* **What is asked**: Give the number of lines in the data that hold the word "stock", and nothing else.

Dataset items:
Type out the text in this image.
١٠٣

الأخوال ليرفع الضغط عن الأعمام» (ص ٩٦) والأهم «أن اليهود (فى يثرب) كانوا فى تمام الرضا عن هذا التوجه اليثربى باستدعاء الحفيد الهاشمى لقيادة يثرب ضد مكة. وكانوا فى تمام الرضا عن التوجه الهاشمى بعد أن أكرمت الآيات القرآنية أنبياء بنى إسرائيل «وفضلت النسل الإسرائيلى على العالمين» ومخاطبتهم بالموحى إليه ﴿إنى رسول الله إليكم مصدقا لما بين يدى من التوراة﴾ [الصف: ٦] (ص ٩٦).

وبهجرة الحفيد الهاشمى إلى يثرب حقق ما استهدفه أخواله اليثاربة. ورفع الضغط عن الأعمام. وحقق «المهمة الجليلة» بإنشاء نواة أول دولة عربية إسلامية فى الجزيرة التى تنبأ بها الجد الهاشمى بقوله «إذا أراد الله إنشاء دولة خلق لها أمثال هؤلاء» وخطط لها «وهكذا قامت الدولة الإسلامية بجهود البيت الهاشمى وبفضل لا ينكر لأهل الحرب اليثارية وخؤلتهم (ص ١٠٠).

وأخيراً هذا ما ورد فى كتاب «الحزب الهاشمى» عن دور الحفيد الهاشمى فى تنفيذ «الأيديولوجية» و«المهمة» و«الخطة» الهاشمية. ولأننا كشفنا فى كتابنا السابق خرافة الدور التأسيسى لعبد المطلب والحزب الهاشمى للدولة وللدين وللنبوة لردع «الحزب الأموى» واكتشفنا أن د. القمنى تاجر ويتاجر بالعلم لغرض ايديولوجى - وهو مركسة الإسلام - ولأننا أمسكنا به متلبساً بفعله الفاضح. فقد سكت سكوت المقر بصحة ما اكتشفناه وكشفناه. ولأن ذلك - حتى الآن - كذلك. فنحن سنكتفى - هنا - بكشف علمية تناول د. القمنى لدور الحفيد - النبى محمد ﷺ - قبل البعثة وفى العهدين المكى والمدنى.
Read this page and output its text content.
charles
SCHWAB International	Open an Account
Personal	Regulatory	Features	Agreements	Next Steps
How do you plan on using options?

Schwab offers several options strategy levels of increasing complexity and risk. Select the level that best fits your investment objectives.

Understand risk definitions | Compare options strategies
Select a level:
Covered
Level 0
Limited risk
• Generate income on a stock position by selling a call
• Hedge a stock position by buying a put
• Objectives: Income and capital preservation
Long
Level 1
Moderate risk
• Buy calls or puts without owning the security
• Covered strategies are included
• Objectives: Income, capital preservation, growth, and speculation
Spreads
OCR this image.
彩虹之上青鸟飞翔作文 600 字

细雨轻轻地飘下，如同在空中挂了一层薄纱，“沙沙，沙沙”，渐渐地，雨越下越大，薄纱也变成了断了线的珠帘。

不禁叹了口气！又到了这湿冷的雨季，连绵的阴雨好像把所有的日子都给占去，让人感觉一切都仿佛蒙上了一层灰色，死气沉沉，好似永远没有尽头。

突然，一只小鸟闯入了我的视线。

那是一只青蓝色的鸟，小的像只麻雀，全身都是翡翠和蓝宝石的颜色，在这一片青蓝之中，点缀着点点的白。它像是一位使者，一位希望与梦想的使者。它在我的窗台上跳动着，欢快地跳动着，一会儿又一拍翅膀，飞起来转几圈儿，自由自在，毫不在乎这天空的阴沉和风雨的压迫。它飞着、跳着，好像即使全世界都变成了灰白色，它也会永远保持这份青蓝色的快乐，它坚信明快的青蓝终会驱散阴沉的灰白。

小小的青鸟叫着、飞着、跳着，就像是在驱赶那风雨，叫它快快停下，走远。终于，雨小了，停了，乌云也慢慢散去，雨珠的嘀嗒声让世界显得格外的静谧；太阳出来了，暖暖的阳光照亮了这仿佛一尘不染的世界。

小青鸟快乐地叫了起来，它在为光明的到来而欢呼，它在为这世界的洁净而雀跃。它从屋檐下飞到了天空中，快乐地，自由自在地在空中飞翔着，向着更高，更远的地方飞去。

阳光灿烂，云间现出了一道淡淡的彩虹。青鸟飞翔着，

* **The result**: 2